Answer with a single number: how many lines in the listing below include "text"?

------------

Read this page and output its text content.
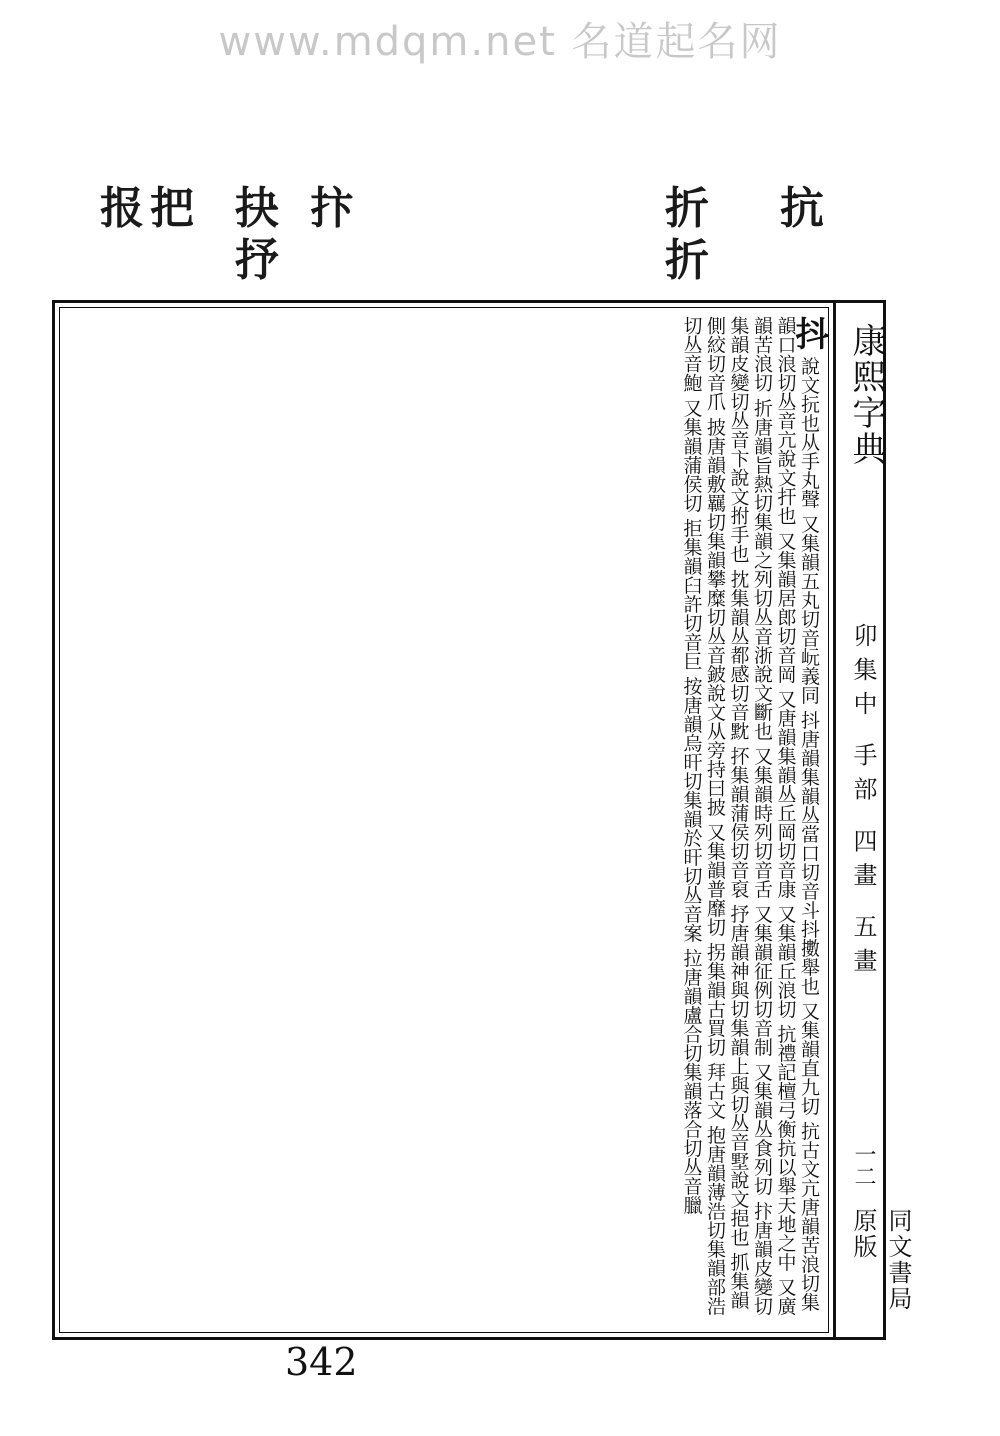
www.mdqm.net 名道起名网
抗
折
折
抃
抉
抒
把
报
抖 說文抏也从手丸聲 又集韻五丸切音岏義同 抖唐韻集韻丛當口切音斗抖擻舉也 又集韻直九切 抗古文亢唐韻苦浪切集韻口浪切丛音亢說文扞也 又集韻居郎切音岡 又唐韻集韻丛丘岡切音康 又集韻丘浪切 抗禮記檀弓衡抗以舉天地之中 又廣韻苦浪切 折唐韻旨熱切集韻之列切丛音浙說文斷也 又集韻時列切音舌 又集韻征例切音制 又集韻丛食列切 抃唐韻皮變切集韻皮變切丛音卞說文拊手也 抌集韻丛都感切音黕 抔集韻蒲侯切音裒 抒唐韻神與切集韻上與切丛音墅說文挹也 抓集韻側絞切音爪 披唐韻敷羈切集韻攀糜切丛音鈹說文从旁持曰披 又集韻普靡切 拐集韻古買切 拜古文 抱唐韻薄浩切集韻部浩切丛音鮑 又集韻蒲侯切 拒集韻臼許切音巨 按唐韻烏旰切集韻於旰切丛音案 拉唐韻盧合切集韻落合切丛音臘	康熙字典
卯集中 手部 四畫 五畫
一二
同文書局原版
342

------------

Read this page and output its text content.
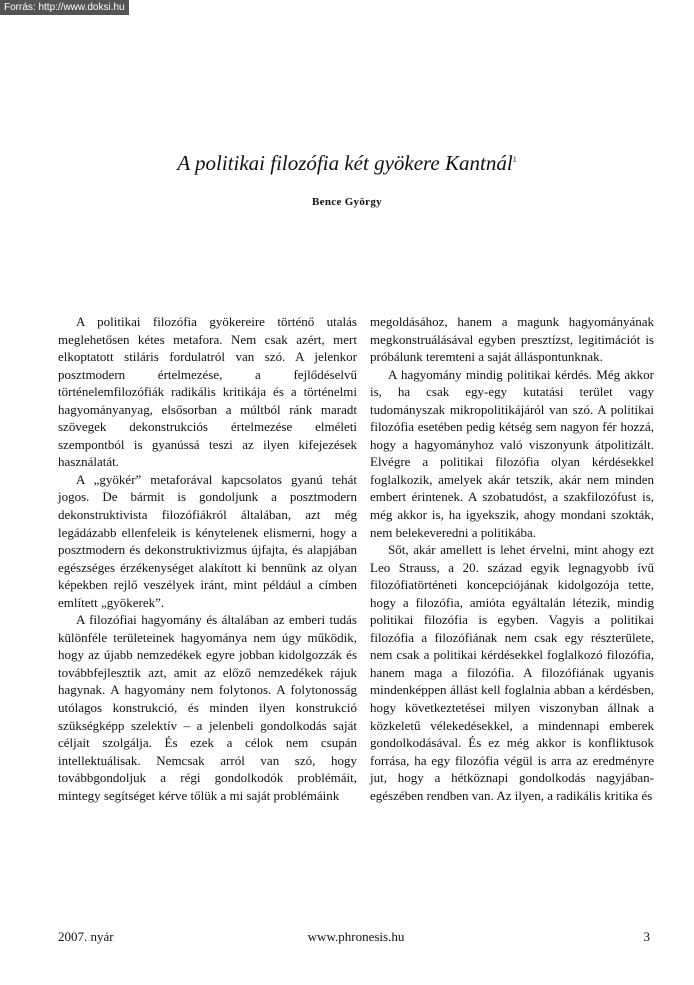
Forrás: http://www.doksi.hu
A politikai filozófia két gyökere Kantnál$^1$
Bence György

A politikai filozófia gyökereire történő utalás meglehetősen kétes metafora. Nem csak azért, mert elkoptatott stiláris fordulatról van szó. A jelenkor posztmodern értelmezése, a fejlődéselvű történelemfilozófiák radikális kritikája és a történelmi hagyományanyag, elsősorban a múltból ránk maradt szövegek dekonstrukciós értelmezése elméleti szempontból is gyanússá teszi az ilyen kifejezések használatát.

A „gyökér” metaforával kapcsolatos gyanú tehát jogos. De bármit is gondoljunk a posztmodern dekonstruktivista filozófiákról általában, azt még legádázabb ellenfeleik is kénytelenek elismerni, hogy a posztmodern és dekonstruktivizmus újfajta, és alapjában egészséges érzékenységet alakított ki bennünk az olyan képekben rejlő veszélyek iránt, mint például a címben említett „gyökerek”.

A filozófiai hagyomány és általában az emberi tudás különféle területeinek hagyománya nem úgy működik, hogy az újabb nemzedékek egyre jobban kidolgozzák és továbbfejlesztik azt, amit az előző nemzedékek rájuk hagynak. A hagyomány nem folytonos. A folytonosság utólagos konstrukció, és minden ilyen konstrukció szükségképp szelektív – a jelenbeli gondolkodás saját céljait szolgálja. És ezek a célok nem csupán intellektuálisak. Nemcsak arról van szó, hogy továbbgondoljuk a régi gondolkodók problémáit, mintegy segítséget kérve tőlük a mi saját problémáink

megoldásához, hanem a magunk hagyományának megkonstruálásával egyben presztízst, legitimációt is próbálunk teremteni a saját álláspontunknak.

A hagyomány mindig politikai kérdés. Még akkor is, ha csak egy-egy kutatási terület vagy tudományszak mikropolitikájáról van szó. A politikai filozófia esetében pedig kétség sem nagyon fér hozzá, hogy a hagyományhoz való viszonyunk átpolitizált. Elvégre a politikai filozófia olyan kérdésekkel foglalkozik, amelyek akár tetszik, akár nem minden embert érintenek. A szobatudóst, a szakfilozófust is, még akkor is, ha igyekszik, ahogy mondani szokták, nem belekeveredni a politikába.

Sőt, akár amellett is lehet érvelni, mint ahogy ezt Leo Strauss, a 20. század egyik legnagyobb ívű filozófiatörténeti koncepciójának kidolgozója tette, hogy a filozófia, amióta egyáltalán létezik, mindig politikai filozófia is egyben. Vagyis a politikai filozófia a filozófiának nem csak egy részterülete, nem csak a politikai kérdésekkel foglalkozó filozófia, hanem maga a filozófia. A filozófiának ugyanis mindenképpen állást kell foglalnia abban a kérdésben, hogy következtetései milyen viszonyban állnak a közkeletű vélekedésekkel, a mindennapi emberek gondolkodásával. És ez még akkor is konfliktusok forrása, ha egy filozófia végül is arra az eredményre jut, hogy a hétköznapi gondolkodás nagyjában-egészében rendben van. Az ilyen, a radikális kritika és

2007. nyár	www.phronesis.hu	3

------------

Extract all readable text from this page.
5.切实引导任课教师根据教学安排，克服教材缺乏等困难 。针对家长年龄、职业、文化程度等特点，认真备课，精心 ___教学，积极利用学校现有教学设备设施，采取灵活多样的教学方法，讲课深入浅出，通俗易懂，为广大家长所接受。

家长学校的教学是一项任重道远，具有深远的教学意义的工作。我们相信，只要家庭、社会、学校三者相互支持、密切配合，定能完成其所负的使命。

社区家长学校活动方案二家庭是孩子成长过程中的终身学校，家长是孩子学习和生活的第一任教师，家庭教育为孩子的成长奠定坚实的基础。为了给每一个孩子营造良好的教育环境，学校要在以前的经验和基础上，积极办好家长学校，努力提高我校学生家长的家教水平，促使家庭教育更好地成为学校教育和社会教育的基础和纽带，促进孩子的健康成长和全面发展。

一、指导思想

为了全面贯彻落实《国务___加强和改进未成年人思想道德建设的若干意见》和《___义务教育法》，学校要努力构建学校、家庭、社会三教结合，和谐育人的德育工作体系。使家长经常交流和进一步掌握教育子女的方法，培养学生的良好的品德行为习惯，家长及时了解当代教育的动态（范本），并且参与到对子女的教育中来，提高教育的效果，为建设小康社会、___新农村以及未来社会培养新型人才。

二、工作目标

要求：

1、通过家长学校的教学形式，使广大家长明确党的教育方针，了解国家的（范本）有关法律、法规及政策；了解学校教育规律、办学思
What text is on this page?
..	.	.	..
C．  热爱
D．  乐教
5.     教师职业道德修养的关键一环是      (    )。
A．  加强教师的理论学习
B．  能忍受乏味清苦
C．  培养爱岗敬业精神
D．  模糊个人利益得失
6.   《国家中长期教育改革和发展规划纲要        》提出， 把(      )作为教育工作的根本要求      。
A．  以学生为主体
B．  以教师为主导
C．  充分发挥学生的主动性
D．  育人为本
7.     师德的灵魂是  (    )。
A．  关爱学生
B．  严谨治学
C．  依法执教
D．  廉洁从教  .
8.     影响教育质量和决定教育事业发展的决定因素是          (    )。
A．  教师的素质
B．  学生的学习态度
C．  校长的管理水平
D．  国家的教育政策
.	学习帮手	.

------------

_Result of this task_
4